> [Problem]:
Retype the full set of records. Keep every character identical.

········

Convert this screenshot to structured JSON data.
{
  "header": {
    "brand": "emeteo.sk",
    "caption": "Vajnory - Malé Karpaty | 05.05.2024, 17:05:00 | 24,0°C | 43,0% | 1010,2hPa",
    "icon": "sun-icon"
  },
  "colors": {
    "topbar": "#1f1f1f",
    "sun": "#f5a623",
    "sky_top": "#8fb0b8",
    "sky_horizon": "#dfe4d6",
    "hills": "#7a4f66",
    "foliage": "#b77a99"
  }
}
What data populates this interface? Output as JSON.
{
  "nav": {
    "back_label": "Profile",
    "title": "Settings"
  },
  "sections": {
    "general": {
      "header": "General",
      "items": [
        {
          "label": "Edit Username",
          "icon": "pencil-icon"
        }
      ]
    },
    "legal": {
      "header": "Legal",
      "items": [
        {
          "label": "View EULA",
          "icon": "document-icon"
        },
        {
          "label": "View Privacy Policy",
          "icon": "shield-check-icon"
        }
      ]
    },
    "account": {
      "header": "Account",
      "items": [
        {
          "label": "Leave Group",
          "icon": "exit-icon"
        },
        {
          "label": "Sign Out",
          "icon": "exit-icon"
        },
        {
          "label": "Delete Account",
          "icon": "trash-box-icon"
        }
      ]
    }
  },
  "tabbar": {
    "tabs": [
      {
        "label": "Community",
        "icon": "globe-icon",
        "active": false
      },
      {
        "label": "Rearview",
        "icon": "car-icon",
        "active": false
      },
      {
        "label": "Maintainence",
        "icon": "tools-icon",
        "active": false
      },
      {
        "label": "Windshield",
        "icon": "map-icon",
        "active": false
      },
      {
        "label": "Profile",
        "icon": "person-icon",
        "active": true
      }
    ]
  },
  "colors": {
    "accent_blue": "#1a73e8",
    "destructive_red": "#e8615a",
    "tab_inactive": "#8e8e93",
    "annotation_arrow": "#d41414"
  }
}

········

> [Response]:
Convert this screenshot to structured JSON data.
{
  "header": {
    "brand": "emeteo.sk",
    "caption": "Vajnory - Malé Karpaty | 05.05.2024, 17:05:00 | 24,0°C | 43,0% | 1010,2hPa",
    "icon": "sun-icon"
  },
  "colors": {
    "topbar": "#1f1f1f",
    "sun": "#f5a623",
    "sky_top": "#8fb0b8",
    "sky_horizon": "#dfe4d6",
    "hills": "#7a4f66",
    "foliage": "#b77a99"
  }
}
What data populates this interface? Output as JSON.
{
  "nav": {
    "back_label": "Profile",
    "title": "Settings"
  },
  "sections": {
    "general": {
      "header": "General",
      "items": [
        {
          "label": "Edit Username",
          "icon": "pencil-icon"
        }
      ]
    },
    "legal": {
      "header": "Legal",
      "items": [
        {
          "label": "View EULA",
          "icon": "document-icon"
        },
        {
          "label": "View Privacy Policy",
          "icon": "shield-check-icon"
        }
      ]
    },
    "account": {
      "header": "Account",
      "items": [
        {
          "label": "Leave Group",
          "icon": "exit-icon"
        },
        {
          "label": "Sign Out",
          "icon": "exit-icon"
        },
        {
          "label": "Delete Account",
          "icon": "trash-box-icon"
        }
      ]
    }
  },
  "tabbar": {
    "tabs": [
      {
        "label": "Community",
        "icon": "globe-icon",
        "active": false
      },
      {
        "label": "Rearview",
        "icon": "car-icon",
        "active": false
      },
      {
        "label": "Maintainence",
        "icon": "tools-icon",
        "active": false
      },
      {
        "label": "Windshield",
        "icon": "map-icon",
        "active": false
      },
      {
        "label": "Profile",
        "icon": "person-icon",
        "active": true
      }
    ]
  },
  "colors": {
    "accent_blue": "#1a73e8",
    "destructive_red": "#e8615a",
    "tab_inactive": "#8e8e93",
    "annotation_arrow": "#d41414"
  }
}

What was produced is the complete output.